Repeat the data word for word, from its first line up to and including the line that contains "sunset-line: Sunset: 7:03 PM <box>987".

(Element boundary records)
§

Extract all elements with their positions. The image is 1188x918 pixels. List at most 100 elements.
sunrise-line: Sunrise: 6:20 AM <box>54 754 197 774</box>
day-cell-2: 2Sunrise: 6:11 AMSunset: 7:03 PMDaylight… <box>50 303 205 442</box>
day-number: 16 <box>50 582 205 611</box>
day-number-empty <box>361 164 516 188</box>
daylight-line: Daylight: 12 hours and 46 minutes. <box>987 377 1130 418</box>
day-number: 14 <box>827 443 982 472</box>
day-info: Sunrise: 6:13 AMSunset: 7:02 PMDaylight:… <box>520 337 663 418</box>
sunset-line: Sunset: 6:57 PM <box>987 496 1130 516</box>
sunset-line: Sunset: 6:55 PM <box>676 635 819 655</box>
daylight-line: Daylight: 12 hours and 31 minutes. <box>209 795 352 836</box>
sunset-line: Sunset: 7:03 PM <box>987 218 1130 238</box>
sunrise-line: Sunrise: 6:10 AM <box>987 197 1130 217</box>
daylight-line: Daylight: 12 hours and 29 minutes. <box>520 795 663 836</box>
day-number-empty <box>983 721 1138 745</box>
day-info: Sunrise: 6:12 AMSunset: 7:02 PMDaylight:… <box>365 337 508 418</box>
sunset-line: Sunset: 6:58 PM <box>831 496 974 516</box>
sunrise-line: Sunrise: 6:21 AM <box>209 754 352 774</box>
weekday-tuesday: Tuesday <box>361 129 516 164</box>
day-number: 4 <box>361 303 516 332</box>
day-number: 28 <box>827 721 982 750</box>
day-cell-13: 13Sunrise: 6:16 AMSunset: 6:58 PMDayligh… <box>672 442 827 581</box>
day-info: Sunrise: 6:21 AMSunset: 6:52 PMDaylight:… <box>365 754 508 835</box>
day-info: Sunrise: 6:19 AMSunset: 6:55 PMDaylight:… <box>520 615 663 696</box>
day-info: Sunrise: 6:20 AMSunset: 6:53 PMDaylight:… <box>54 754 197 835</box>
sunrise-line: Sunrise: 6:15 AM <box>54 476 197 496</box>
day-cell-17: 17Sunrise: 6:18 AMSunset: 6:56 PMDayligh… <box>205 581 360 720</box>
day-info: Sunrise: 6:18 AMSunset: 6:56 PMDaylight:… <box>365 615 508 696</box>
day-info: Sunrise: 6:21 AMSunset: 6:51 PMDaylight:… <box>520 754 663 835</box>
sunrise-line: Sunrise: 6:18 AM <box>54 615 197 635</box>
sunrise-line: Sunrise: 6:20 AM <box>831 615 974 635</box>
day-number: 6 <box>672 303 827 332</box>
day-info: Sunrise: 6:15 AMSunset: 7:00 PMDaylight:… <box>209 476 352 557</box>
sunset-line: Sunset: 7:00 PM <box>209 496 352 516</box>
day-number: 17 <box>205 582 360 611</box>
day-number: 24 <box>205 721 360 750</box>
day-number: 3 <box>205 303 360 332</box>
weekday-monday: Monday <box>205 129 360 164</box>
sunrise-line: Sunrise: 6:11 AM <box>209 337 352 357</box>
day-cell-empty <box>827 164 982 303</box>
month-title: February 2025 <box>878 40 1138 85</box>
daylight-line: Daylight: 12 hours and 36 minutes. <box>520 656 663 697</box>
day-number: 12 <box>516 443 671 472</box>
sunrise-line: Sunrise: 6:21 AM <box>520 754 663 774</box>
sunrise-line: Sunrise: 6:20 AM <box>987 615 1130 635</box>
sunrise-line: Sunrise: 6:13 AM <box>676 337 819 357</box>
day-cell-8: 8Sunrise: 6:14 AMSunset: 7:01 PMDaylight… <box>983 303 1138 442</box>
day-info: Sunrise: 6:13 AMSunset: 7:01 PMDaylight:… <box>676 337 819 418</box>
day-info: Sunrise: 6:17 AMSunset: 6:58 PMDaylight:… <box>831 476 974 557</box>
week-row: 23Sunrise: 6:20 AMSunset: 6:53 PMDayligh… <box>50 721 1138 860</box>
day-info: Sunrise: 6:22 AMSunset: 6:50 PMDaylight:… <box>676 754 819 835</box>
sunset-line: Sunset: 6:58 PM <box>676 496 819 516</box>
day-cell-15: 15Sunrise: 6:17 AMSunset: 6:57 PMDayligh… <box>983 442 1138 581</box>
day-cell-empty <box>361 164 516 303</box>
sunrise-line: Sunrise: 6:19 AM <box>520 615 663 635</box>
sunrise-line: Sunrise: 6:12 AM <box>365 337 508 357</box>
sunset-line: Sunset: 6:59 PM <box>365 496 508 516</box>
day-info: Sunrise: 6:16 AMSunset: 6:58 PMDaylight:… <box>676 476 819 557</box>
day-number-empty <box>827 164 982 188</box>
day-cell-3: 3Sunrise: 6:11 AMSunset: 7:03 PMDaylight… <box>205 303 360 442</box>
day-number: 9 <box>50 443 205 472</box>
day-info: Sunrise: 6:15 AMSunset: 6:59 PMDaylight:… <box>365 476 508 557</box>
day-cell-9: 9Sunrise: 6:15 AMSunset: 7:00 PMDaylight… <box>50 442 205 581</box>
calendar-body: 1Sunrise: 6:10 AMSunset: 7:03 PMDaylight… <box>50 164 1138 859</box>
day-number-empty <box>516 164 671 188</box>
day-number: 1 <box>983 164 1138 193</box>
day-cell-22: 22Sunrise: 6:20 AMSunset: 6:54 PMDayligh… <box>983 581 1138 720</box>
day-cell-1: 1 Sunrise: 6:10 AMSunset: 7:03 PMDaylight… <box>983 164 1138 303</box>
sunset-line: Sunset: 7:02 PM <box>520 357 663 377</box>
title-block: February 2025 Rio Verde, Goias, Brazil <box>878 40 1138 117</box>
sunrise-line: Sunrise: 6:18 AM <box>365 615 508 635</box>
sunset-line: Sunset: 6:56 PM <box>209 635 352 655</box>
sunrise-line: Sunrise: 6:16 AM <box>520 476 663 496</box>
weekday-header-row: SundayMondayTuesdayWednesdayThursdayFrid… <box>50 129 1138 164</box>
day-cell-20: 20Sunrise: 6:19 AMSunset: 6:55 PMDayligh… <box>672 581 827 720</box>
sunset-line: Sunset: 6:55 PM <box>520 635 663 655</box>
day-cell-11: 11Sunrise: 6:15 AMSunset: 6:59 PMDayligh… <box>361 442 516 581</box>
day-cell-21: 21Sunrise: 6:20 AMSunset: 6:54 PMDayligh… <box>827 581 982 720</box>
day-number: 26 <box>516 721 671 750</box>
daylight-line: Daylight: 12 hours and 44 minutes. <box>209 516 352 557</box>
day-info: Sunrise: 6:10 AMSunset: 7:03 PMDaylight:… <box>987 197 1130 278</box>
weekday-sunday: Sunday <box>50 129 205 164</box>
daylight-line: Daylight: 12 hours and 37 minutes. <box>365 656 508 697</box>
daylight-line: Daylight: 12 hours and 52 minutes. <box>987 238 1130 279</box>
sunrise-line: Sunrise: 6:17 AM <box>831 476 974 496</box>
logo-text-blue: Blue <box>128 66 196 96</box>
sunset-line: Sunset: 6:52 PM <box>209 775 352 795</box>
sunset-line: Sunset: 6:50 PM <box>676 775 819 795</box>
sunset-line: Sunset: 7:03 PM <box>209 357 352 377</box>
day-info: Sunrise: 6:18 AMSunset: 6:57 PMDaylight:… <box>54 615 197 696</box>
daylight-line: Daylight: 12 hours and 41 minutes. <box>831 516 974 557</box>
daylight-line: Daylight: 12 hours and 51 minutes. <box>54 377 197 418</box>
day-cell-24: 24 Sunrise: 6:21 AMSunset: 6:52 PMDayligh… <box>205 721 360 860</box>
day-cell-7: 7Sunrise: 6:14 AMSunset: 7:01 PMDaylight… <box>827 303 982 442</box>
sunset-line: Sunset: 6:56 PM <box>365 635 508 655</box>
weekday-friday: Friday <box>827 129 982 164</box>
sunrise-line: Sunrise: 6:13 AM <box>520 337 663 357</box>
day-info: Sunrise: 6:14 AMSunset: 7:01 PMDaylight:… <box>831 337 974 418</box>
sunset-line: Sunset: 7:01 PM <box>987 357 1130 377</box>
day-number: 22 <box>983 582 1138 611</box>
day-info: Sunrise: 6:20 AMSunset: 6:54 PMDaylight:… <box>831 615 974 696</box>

§

§ **FINAL RESULT**
Extract all elements with their positions. The image is 1188x918 pixels. List at most 100 elements.
sunrise-line: Sunrise: 6:20 AM <box>54 754 197 774</box>
day-cell-2: 2Sunrise: 6:11 AMSunset: 7:03 PMDaylight… <box>50 303 205 442</box>
day-number: 16 <box>50 582 205 611</box>
day-number-empty <box>361 164 516 188</box>
daylight-line: Daylight: 12 hours and 46 minutes. <box>987 377 1130 418</box>
day-number: 14 <box>827 443 982 472</box>
day-info: Sunrise: 6:13 AMSunset: 7:02 PMDaylight:… <box>520 337 663 418</box>
sunset-line: Sunset: 6:57 PM <box>987 496 1130 516</box>
sunset-line: Sunset: 6:55 PM <box>676 635 819 655</box>
daylight-line: Daylight: 12 hours and 31 minutes. <box>209 795 352 836</box>
sunset-line: Sunset: 7:03 PM <box>987 218 1130 238</box>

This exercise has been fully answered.